■ Your instructions
Which lines hold the word "name"? Copy each one.
═════ Material provided
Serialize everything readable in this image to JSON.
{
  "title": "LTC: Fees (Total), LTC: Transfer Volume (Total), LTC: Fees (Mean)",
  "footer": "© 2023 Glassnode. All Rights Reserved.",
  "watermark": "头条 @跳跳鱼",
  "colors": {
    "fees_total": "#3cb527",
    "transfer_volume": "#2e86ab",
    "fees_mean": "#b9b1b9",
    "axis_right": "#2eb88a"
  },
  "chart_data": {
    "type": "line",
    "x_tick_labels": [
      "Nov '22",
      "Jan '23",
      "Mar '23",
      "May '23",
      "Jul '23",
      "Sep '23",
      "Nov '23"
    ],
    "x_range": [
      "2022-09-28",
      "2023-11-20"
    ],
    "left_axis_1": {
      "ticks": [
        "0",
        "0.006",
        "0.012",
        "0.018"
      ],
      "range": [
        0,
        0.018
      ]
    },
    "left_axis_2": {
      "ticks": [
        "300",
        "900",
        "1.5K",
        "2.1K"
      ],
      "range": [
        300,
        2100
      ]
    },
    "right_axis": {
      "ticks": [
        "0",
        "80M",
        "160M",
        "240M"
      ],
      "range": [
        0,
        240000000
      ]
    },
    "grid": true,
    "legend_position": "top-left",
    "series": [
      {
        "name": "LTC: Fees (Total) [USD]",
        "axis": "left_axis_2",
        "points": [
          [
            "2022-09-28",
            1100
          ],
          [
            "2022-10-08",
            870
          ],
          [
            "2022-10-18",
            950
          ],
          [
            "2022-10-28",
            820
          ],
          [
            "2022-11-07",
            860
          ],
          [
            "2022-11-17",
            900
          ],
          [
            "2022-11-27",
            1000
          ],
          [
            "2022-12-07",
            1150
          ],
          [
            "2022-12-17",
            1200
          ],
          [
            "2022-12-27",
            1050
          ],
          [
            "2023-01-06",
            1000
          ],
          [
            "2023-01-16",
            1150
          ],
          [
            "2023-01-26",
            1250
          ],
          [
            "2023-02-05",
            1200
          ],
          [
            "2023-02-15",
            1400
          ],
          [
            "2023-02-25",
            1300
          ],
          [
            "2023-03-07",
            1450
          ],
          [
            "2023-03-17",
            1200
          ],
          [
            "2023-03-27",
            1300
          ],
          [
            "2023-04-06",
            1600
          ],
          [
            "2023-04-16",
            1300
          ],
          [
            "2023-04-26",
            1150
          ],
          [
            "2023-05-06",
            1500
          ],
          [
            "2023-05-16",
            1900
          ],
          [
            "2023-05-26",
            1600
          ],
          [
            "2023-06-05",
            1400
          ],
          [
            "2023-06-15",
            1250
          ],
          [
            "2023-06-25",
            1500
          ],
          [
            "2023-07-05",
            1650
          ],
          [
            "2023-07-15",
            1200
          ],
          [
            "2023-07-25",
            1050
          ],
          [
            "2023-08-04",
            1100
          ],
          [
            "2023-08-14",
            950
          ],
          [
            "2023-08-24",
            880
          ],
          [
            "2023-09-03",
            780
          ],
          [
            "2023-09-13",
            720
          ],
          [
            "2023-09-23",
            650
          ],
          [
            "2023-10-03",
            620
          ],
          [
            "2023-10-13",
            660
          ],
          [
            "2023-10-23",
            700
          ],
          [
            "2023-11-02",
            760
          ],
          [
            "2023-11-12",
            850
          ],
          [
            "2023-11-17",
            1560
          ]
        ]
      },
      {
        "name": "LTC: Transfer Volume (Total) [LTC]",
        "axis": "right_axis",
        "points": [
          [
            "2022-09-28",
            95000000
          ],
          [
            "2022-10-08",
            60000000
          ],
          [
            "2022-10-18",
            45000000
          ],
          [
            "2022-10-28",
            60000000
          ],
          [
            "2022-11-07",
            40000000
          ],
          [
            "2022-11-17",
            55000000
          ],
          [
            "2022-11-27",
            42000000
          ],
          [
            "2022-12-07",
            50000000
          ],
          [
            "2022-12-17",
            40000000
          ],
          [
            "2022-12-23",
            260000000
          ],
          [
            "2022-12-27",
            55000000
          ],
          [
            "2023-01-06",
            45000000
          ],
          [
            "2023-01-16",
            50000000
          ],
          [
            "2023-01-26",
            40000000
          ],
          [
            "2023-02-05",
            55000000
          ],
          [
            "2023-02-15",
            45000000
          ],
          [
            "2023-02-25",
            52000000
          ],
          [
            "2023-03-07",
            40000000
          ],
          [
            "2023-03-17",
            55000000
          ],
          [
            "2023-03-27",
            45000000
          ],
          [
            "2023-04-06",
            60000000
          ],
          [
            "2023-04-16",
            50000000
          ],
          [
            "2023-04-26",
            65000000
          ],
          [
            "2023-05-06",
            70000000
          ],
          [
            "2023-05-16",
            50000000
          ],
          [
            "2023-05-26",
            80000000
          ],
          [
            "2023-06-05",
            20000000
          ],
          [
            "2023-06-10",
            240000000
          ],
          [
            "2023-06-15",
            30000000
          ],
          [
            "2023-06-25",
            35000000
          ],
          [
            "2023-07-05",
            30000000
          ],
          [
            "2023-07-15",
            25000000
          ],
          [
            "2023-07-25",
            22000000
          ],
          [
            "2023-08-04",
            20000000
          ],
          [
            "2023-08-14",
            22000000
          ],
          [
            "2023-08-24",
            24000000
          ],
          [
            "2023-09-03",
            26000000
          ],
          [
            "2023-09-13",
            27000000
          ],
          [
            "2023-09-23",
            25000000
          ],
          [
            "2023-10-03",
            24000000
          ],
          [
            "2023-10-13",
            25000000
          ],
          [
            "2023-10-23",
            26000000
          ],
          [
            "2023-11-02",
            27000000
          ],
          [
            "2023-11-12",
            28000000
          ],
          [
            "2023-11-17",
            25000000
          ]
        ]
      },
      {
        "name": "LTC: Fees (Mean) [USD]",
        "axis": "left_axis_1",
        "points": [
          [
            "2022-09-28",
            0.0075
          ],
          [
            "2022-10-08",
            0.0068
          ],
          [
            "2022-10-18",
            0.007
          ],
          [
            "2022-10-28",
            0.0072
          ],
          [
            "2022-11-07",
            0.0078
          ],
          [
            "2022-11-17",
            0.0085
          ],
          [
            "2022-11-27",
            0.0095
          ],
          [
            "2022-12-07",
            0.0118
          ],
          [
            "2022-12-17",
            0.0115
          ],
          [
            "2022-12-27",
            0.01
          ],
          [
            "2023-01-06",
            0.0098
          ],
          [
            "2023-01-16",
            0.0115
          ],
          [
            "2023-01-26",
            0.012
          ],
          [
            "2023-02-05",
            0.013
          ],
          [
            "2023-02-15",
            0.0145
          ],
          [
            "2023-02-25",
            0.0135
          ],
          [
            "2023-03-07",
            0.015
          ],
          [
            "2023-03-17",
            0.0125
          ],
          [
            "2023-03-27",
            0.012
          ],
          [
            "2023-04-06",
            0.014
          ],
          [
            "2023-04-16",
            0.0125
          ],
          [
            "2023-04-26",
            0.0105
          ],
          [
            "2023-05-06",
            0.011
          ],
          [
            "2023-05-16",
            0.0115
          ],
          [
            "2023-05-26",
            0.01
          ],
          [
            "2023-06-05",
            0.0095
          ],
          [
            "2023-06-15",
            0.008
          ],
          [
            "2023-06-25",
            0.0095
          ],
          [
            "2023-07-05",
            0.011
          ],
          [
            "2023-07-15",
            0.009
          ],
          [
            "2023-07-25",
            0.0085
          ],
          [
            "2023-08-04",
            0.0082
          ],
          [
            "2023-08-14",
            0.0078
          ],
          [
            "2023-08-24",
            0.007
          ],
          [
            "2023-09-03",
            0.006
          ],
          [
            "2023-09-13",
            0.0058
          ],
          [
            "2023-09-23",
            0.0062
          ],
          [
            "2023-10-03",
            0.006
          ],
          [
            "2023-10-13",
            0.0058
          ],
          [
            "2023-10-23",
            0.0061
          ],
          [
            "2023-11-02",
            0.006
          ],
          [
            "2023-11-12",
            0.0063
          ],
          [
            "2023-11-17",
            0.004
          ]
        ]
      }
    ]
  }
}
══════════
■ Complete output
        "name": "LTC: Fees (Total) [USD]",
        "name": "LTC: Transfer Volume (Total) [LTC]",
        "name": "LTC: Fees (Mean) [USD]",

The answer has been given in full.